[Items from a data source]

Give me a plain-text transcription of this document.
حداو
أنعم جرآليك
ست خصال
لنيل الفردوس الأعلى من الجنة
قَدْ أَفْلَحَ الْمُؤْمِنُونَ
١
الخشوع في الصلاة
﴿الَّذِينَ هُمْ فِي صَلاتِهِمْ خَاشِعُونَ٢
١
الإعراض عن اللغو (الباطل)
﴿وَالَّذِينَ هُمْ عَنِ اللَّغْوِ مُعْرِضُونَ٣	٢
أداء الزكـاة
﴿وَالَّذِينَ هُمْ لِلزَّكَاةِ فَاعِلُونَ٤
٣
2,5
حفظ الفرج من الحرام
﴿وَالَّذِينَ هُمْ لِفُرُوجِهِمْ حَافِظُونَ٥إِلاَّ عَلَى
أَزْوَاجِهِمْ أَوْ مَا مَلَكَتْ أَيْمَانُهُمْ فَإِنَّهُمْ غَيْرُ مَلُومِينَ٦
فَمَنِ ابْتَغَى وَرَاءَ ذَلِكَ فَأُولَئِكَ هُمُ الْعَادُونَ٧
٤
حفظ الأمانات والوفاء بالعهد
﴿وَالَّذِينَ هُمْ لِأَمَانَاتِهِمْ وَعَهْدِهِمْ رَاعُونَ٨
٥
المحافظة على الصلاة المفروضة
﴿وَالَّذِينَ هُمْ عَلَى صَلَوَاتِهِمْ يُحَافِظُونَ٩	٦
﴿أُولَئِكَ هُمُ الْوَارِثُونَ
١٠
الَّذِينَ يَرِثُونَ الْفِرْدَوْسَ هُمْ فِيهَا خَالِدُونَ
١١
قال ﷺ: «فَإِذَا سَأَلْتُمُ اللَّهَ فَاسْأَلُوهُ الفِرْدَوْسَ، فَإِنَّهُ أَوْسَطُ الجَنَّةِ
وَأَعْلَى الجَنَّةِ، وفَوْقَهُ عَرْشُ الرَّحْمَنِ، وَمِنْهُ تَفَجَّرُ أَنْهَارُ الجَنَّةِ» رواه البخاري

▶ [Given exercise] In the records above, locate every line with the string "الصلاة" and copy it.

▶ [Reply to the task]
الخشوع في الصلاة
المحافظة على الصلاة المفروضة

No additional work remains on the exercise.